Exercise:
Exclude any images and output the remaining records exactly.

Dataset rows about figures
[Begin]

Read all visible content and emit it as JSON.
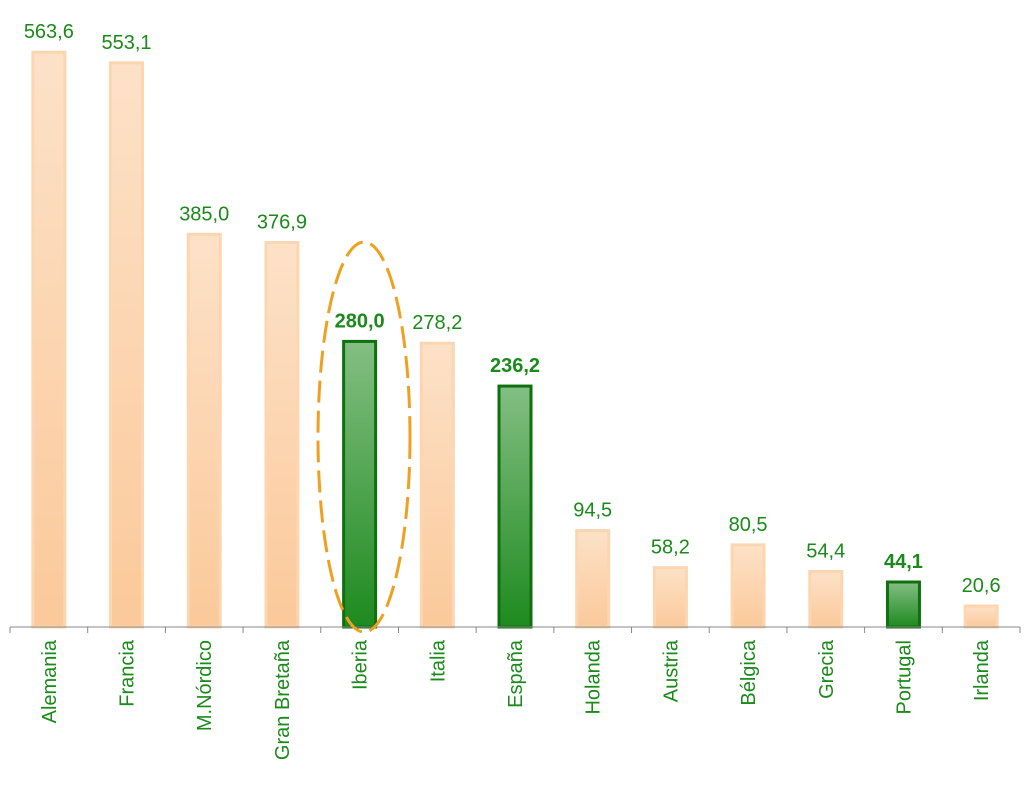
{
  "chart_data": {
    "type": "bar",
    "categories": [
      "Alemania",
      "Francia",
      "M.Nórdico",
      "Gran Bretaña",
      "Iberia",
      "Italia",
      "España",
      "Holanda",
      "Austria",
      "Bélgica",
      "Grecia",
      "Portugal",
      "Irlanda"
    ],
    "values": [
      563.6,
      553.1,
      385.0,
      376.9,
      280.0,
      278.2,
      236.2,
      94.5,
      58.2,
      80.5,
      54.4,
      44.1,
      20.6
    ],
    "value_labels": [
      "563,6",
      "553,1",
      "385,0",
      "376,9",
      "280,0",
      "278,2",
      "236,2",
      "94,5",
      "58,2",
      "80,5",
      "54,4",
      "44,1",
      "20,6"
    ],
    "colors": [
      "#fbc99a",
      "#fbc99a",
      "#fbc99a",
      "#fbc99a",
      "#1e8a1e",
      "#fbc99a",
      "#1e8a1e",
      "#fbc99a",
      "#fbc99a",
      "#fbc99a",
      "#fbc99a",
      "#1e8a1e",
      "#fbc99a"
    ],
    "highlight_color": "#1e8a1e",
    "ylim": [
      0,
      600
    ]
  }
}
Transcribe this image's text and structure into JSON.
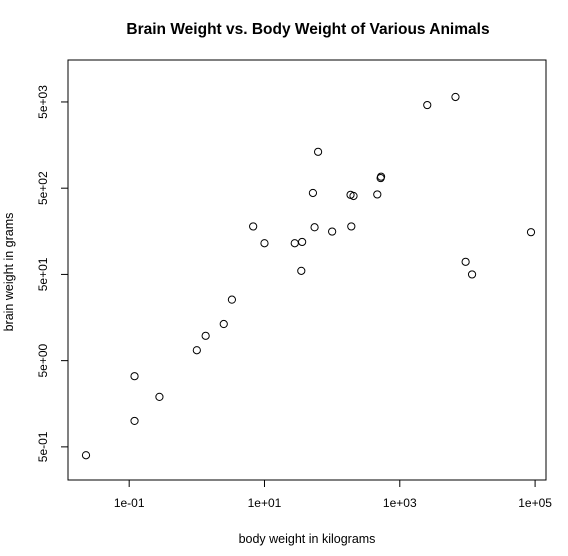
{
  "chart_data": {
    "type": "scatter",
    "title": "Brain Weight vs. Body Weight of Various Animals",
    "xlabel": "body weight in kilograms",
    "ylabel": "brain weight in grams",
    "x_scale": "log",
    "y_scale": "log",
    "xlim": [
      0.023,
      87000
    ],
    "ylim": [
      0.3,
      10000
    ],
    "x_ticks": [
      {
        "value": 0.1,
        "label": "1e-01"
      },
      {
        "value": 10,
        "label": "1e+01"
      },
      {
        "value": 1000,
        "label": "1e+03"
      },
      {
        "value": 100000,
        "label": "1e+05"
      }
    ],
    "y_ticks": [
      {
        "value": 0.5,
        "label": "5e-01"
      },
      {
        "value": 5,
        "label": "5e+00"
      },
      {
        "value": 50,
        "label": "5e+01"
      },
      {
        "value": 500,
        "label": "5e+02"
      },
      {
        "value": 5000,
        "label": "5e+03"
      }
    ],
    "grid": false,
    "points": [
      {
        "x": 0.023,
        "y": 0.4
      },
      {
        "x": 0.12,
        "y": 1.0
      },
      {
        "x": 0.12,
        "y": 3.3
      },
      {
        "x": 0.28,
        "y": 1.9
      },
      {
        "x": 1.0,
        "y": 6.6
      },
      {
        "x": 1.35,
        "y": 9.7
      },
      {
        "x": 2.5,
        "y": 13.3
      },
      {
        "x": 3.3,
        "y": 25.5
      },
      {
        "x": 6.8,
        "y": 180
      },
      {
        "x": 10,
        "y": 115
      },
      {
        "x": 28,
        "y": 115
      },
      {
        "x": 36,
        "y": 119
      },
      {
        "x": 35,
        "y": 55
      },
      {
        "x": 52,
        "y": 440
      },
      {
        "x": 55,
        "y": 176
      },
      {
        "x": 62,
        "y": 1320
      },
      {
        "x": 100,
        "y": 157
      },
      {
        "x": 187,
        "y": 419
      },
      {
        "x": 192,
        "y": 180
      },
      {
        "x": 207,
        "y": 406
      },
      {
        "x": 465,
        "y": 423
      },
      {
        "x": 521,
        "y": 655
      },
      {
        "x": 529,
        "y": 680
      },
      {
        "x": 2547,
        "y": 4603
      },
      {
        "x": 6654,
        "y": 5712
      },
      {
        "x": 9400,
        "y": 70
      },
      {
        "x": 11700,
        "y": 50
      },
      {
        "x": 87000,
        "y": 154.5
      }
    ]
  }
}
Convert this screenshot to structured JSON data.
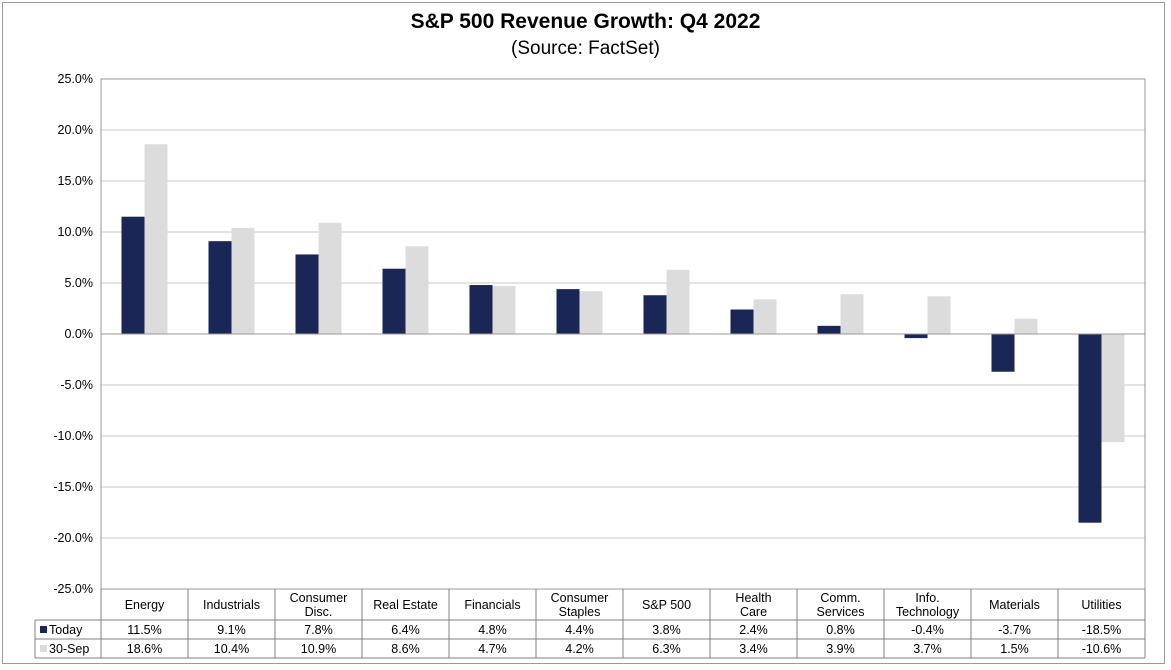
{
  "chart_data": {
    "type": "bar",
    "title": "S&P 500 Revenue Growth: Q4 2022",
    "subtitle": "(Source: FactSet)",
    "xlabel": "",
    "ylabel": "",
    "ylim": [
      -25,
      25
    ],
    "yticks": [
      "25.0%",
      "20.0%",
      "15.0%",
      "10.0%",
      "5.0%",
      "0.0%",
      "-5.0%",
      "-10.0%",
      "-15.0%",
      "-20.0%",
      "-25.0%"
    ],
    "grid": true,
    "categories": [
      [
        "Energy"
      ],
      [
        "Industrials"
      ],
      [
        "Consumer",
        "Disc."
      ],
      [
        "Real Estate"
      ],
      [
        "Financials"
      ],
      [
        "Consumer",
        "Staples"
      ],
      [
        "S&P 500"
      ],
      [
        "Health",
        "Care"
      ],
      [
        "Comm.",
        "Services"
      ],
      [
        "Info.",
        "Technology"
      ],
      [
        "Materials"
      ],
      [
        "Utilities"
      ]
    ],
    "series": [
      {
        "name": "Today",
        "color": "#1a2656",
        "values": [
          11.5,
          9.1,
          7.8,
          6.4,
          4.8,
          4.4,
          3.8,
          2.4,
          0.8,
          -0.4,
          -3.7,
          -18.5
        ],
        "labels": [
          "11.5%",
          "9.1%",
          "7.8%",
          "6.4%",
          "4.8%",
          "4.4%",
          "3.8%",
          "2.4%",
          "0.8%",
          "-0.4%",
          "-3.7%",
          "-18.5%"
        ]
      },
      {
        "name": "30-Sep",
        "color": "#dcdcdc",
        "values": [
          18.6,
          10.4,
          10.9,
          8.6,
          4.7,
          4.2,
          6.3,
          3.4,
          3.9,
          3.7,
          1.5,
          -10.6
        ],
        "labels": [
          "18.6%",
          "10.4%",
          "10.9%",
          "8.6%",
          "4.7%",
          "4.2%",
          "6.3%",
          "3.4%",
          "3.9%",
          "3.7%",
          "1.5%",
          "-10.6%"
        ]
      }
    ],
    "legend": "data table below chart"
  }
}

[End]

Solution for this problem:
Read all visible content and emit it as JSON.
{
  "chart_data": {
    "type": "bar",
    "categories": [
      "Alemania",
      "Francia",
      "M.Nórdico",
      "Gran Bretaña",
      "Iberia",
      "Italia",
      "España",
      "Holanda",
      "Austria",
      "Bélgica",
      "Grecia",
      "Portugal",
      "Irlanda"
    ],
    "values": [
      563.6,
      553.1,
      385.0,
      376.9,
      280.0,
      278.2,
      236.2,
      94.5,
      58.2,
      80.5,
      54.4,
      44.1,
      20.6
    ],
    "value_labels": [
      "563,6",
      "553,1",
      "385,0",
      "376,9",
      "280,0",
      "278,2",
      "236,2",
      "94,5",
      "58,2",
      "80,5",
      "54,4",
      "44,1",
      "20,6"
    ],
    "colors": [
      "#fbc99a",
      "#fbc99a",
      "#fbc99a",
      "#fbc99a",
      "#1e8a1e",
      "#fbc99a",
      "#1e8a1e",
      "#fbc99a",
      "#fbc99a",
      "#fbc99a",
      "#fbc99a",
      "#1e8a1e",
      "#fbc99a"
    ],
    "highlight_color": "#1e8a1e",
    "ylim": [
      0,
      600
    ]
  }
}
Transcribe this image's text and structure into JSON.
{
  "chart_data": {
    "type": "scatter",
    "title": "Brain Weight vs. Body Weight of Various Animals",
    "xlabel": "body weight in kilograms",
    "ylabel": "brain weight in grams",
    "x_scale": "log",
    "y_scale": "log",
    "xlim": [
      0.023,
      87000
    ],
    "ylim": [
      0.3,
      10000
    ],
    "x_ticks": [
      {
        "value": 0.1,
        "label": "1e-01"
      },
      {
        "value": 10,
        "label": "1e+01"
      },
      {
        "value": 1000,
        "label": "1e+03"
      },
      {
        "value": 100000,
        "label": "1e+05"
      }
    ],
    "y_ticks": [
      {
        "value": 0.5,
        "label": "5e-01"
      },
      {
        "value": 5,
        "label": "5e+00"
      },
      {
        "value": 50,
        "label": "5e+01"
      },
      {
        "value": 500,
        "label": "5e+02"
      },
      {
        "value": 5000,
        "label": "5e+03"
      }
    ],
    "grid": false,
    "points": [
      {
        "x": 0.023,
        "y": 0.4
      },
      {
        "x": 0.12,
        "y": 1.0
      },
      {
        "x": 0.12,
        "y": 3.3
      },
      {
        "x": 0.28,
        "y": 1.9
      },
      {
        "x": 1.0,
        "y": 6.6
      },
      {
        "x": 1.35,
        "y": 9.7
      },
      {
        "x": 2.5,
        "y": 13.3
      },
      {
        "x": 3.3,
        "y": 25.5
      },
      {
        "x": 6.8,
        "y": 180
      },
      {
        "x": 10,
        "y": 115
      },
      {
        "x": 28,
        "y": 115
      },
      {
        "x": 36,
        "y": 119
      },
      {
        "x": 35,
        "y": 55
      },
      {
        "x": 52,
        "y": 440
      },
      {
        "x": 55,
        "y": 176
      },
      {
        "x": 62,
        "y": 1320
      },
      {
        "x": 100,
        "y": 157
      },
      {
        "x": 187,
        "y": 419
      },
      {
        "x": 192,
        "y": 180
      },
      {
        "x": 207,
        "y": 406
      },
      {
        "x": 465,
        "y": 423
      },
      {
        "x": 521,
        "y": 655
      },
      {
        "x": 529,
        "y": 680
      },
      {
        "x": 2547,
        "y": 4603
      },
      {
        "x": 6654,
        "y": 5712
      },
      {
        "x": 9400,
        "y": 70
      },
      {
        "x": 11700,
        "y": 50
      },
      {
        "x": 87000,
        "y": 154.5
      }
    ]
  }
}
Convert this screenshot to structured JSON data.
{
  "chart_data": {
    "type": "bar",
    "title": "S&P 500 Revenue Growth: Q4 2022",
    "subtitle": "(Source: FactSet)",
    "xlabel": "",
    "ylabel": "",
    "ylim": [
      -25,
      25
    ],
    "yticks": [
      "25.0%",
      "20.0%",
      "15.0%",
      "10.0%",
      "5.0%",
      "0.0%",
      "-5.0%",
      "-10.0%",
      "-15.0%",
      "-20.0%",
      "-25.0%"
    ],
    "grid": true,
    "categories": [
      [
        "Energy"
      ],
      [
        "Industrials"
      ],
      [
        "Consumer",
        "Disc."
      ],
      [
        "Real Estate"
      ],
      [
        "Financials"
      ],
      [
        "Consumer",
        "Staples"
      ],
      [
        "S&P 500"
      ],
      [
        "Health",
        "Care"
      ],
      [
        "Comm.",
        "Services"
      ],
      [
        "Info.",
        "Technology"
      ],
      [
        "Materials"
      ],
      [
        "Utilities"
      ]
    ],
    "series": [
      {
        "name": "Today",
        "color": "#1a2656",
        "values": [
          11.5,
          9.1,
          7.8,
          6.4,
          4.8,
          4.4,
          3.8,
          2.4,
          0.8,
          -0.4,
          -3.7,
          -18.5
        ],
        "labels": [
          "11.5%",
          "9.1%",
          "7.8%",
          "6.4%",
          "4.8%",
          "4.4%",
          "3.8%",
          "2.4%",
          "0.8%",
          "-0.4%",
          "-3.7%",
          "-18.5%"
        ]
      },
      {
        "name": "30-Sep",
        "color": "#dcdcdc",
        "values": [
          18.6,
          10.4,
          10.9,
          8.6,
          4.7,
          4.2,
          6.3,
          3.4,
          3.9,
          3.7,
          1.5,
          -10.6
        ],
        "labels": [
          "18.6%",
          "10.4%",
          "10.9%",
          "8.6%",
          "4.7%",
          "4.2%",
          "6.3%",
          "3.4%",
          "3.9%",
          "3.7%",
          "1.5%",
          "-10.6%"
        ]
      }
    ],
    "legend": "data table below chart"
  }
}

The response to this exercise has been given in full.